[Source data]
= = =
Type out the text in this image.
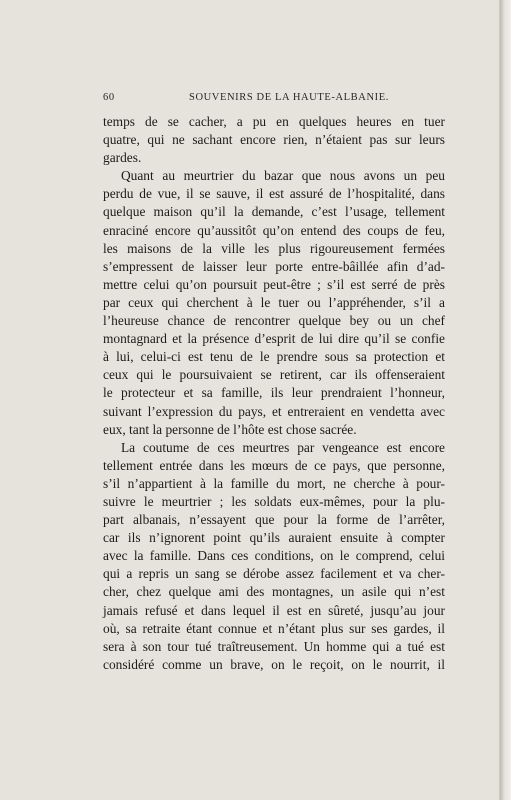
60	SOUVENIRS DE LA HAUTE-ALBANIE.
temps de se cacher, a pu en quelques heures en tuer
quatre, qui ne sachant encore rien, n’étaient pas sur leurs
gardes.
Quant au meurtrier du bazar que nous avons un peu
perdu de vue, il se sauve, il est assuré de l’hospitalité, dans
quelque maison qu’il la demande, c’est l’usage, tellement
enraciné encore qu’aussitôt qu’on entend des coups de feu,
les maisons de la ville les plus rigoureusement fermées
s’empressent de laisser leur porte entre-bâillée afin d’ad-
mettre celui qu’on poursuit peut-être ; s’il est serré de près
par ceux qui cherchent à le tuer ou l’appréhender, s’il a
l’heureuse chance de rencontrer quelque bey ou un chef
montagnard et la présence d’esprit de lui dire qu’il se confie
à lui, celui-ci est tenu de le prendre sous sa protection et
ceux qui le poursuivaient se retirent, car ils offenseraient
le protecteur et sa famille, ils leur prendraient l’honneur,
suivant l’expression du pays, et entreraient en vendetta avec
eux, tant la personne de l’hôte est chose sacrée.
La coutume de ces meurtres par vengeance est encore
tellement entrée dans les mœurs de ce pays, que personne,
s’il n’appartient à la famille du mort, ne cherche à pour-
suivre le meurtrier ; les soldats eux-mêmes, pour la plu-
part albanais, n’essayent que pour la forme de l’arrêter,
car ils n’ignorent point qu’ils auraient ensuite à compter
avec la famille. Dans ces conditions, on le comprend, celui
qui a repris un sang se dérobe assez facilement et va cher-
cher, chez quelque ami des montagnes, un asile qui n’est
jamais refusé et dans lequel il est en sûreté, jusqu’au jour
où, sa retraite étant connue et n’étant plus sur ses gardes, il
sera à son tour tué traîtreusement. Un homme qui a tué est
considéré comme un brave, on le reçoit, on le nourrit, il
= = =
What the task asks: Quote every line word for word and keep the images out of the copy.

Completed exercise:
Type out the text in this image.
60	SOUVENIRS DE LA HAUTE-ALBANIE.
temps de se cacher, a pu en quelques heures en tuer
quatre, qui ne sachant encore rien, n’étaient pas sur leurs
gardes.
Quant au meurtrier du bazar que nous avons un peu
perdu de vue, il se sauve, il est assuré de l’hospitalité, dans
quelque maison qu’il la demande, c’est l’usage, tellement
enraciné encore qu’aussitôt qu’on entend des coups de feu,
les maisons de la ville les plus rigoureusement fermées
s’empressent de laisser leur porte entre-bâillée afin d’ad-
mettre celui qu’on poursuit peut-être ; s’il est serré de près
par ceux qui cherchent à le tuer ou l’appréhender, s’il a
l’heureuse chance de rencontrer quelque bey ou un chef
montagnard et la présence d’esprit de lui dire qu’il se confie
à lui, celui-ci est tenu de le prendre sous sa protection et
ceux qui le poursuivaient se retirent, car ils offenseraient
le protecteur et sa famille, ils leur prendraient l’honneur,
suivant l’expression du pays, et entreraient en vendetta avec
eux, tant la personne de l’hôte est chose sacrée.
La coutume de ces meurtres par vengeance est encore
tellement entrée dans les mœurs de ce pays, que personne,
s’il n’appartient à la famille du mort, ne cherche à pour-
suivre le meurtrier ; les soldats eux-mêmes, pour la plu-
part albanais, n’essayent que pour la forme de l’arrêter,
car ils n’ignorent point qu’ils auraient ensuite à compter
avec la famille. Dans ces conditions, on le comprend, celui
qui a repris un sang se dérobe assez facilement et va cher-
cher, chez quelque ami des montagnes, un asile qui n’est
jamais refusé et dans lequel il est en sûreté, jusqu’au jour
où, sa retraite étant connue et n’étant plus sur ses gardes, il
sera à son tour tué traîtreusement. Un homme qui a tué est
considéré comme un brave, on le reçoit, on le nourrit, il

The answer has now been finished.